**WORK REQUIRED**
Every record must be repeated exactly, with no omission.

**WORKING DATA**
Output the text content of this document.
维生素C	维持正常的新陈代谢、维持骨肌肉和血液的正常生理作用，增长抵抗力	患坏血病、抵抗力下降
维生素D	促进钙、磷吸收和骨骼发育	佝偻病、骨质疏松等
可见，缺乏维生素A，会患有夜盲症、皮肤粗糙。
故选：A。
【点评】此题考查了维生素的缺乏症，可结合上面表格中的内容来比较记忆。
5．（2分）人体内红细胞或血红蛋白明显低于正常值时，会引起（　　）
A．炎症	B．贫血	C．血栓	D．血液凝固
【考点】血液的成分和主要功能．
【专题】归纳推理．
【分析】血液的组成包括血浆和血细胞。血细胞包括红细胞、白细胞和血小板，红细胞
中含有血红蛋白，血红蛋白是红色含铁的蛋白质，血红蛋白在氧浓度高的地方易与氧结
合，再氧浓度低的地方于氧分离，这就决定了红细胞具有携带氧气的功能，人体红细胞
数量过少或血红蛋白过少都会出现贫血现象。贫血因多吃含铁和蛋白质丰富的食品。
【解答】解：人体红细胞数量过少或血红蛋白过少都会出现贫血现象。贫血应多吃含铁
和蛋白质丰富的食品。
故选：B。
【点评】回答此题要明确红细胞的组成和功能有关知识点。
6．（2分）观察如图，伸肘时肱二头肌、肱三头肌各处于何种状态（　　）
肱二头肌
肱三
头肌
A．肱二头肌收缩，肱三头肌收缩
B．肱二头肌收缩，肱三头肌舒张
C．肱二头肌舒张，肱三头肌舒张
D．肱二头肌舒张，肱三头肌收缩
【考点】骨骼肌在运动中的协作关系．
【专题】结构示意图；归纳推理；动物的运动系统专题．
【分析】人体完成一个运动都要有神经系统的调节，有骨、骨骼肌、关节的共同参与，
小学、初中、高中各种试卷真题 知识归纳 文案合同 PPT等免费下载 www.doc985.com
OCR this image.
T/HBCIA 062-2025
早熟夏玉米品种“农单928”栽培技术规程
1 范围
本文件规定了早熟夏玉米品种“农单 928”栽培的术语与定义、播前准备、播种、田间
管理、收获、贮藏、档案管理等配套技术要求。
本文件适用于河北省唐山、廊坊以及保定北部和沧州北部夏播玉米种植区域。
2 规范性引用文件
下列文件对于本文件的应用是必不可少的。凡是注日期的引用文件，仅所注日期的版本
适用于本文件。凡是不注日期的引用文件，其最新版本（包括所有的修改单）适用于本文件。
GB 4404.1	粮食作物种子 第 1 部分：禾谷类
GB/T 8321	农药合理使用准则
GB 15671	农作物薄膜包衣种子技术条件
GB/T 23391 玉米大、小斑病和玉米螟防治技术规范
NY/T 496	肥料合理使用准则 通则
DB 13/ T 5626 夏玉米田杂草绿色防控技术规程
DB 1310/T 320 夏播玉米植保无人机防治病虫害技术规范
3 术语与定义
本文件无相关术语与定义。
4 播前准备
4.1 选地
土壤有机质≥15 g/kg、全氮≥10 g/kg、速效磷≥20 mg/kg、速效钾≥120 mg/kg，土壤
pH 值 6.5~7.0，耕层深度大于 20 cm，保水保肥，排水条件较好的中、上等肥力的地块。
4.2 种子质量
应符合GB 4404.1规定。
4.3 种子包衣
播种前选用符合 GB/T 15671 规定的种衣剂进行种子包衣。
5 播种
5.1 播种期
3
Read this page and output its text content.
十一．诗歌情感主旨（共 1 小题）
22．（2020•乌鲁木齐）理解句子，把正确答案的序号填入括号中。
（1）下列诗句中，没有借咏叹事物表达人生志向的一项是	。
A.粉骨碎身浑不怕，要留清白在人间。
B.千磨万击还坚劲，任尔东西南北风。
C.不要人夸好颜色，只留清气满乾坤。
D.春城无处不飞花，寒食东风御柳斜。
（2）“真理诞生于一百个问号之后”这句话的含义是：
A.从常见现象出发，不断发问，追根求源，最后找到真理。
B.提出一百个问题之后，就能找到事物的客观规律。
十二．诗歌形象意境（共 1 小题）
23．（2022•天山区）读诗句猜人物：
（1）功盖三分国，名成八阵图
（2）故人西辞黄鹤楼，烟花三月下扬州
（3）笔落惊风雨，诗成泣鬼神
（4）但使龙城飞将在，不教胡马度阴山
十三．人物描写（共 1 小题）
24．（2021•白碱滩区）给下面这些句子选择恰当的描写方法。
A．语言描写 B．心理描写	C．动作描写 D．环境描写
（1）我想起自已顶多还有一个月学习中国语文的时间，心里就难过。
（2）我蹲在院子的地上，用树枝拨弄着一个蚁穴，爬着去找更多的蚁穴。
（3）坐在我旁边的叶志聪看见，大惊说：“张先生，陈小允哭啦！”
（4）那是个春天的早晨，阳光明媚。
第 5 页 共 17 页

**RESPONSE**
Output the text content of this document.
维生素C	维持正常的新陈代谢、维持骨肌肉和血液的正常生理作用，增长抵抗力	患坏血病、抵抗力下降
维生素D	促进钙、磷吸收和骨骼发育	佝偻病、骨质疏松等
可见，缺乏维生素A，会患有夜盲症、皮肤粗糙。
故选：A。
【点评】此题考查了维生素的缺乏症，可结合上面表格中的内容来比较记忆。
5．（2分）人体内红细胞或血红蛋白明显低于正常值时，会引起（　　）
A．炎症	B．贫血	C．血栓	D．血液凝固
【考点】血液的成分和主要功能．
【专题】归纳推理．
【分析】血液的组成包括血浆和血细胞。血细胞包括红细胞、白细胞和血小板，红细胞
中含有血红蛋白，血红蛋白是红色含铁的蛋白质，血红蛋白在氧浓度高的地方易与氧结
合，再氧浓度低的地方于氧分离，这就决定了红细胞具有携带氧气的功能，人体红细胞
数量过少或血红蛋白过少都会出现贫血现象。贫血因多吃含铁和蛋白质丰富的食品。
【解答】解：人体红细胞数量过少或血红蛋白过少都会出现贫血现象。贫血应多吃含铁
和蛋白质丰富的食品。
故选：B。
【点评】回答此题要明确红细胞的组成和功能有关知识点。
6．（2分）观察如图，伸肘时肱二头肌、肱三头肌各处于何种状态（　　）
肱二头肌
肱三
头肌
A．肱二头肌收缩，肱三头肌收缩
B．肱二头肌收缩，肱三头肌舒张
C．肱二头肌舒张，肱三头肌舒张
D．肱二头肌舒张，肱三头肌收缩
【考点】骨骼肌在运动中的协作关系．
【专题】结构示意图；归纳推理；动物的运动系统专题．
【分析】人体完成一个运动都要有神经系统的调节，有骨、骨骼肌、关节的共同参与，
小学、初中、高中各种试卷真题 知识归纳 文案合同 PPT等免费下载 www.doc985.com
OCR this image.
T/HBCIA 062-2025
早熟夏玉米品种“农单928”栽培技术规程
1 范围
本文件规定了早熟夏玉米品种“农单 928”栽培的术语与定义、播前准备、播种、田间
管理、收获、贮藏、档案管理等配套技术要求。
本文件适用于河北省唐山、廊坊以及保定北部和沧州北部夏播玉米种植区域。
2 规范性引用文件
下列文件对于本文件的应用是必不可少的。凡是注日期的引用文件，仅所注日期的版本
适用于本文件。凡是不注日期的引用文件，其最新版本（包括所有的修改单）适用于本文件。
GB 4404.1	粮食作物种子 第 1 部分：禾谷类
GB/T 8321	农药合理使用准则
GB 15671	农作物薄膜包衣种子技术条件
GB/T 23391 玉米大、小斑病和玉米螟防治技术规范
NY/T 496	肥料合理使用准则 通则
DB 13/ T 5626 夏玉米田杂草绿色防控技术规程
DB 1310/T 320 夏播玉米植保无人机防治病虫害技术规范
3 术语与定义
本文件无相关术语与定义。
4 播前准备
4.1 选地
土壤有机质≥15 g/kg、全氮≥10 g/kg、速效磷≥20 mg/kg、速效钾≥120 mg/kg，土壤
pH 值 6.5~7.0，耕层深度大于 20 cm，保水保肥，排水条件较好的中、上等肥力的地块。
4.2 种子质量
应符合GB 4404.1规定。
4.3 种子包衣
播种前选用符合 GB/T 15671 规定的种衣剂进行种子包衣。
5 播种
5.1 播种期
3
Read this page and output its text content.
十一．诗歌情感主旨（共 1 小题）
22．（2020•乌鲁木齐）理解句子，把正确答案的序号填入括号中。
（1）下列诗句中，没有借咏叹事物表达人生志向的一项是	。
A.粉骨碎身浑不怕，要留清白在人间。
B.千磨万击还坚劲，任尔东西南北风。
C.不要人夸好颜色，只留清气满乾坤。
D.春城无处不飞花，寒食东风御柳斜。
（2）“真理诞生于一百个问号之后”这句话的含义是：
A.从常见现象出发，不断发问，追根求源，最后找到真理。
B.提出一百个问题之后，就能找到事物的客观规律。
十二．诗歌形象意境（共 1 小题）
23．（2022•天山区）读诗句猜人物：
（1）功盖三分国，名成八阵图
（2）故人西辞黄鹤楼，烟花三月下扬州
（3）笔落惊风雨，诗成泣鬼神
（4）但使龙城飞将在，不教胡马度阴山
十三．人物描写（共 1 小题）
24．（2021•白碱滩区）给下面这些句子选择恰当的描写方法。
A．语言描写 B．心理描写	C．动作描写 D．环境描写
（1）我想起自已顶多还有一个月学习中国语文的时间，心里就难过。
（2）我蹲在院子的地上，用树枝拨弄着一个蚁穴，爬着去找更多的蚁穴。
（3）坐在我旁边的叶志聪看见，大惊说：“张先生，陈小允哭啦！”
（4）那是个春天的早晨，阳光明媚。
第 5 页 共 17 页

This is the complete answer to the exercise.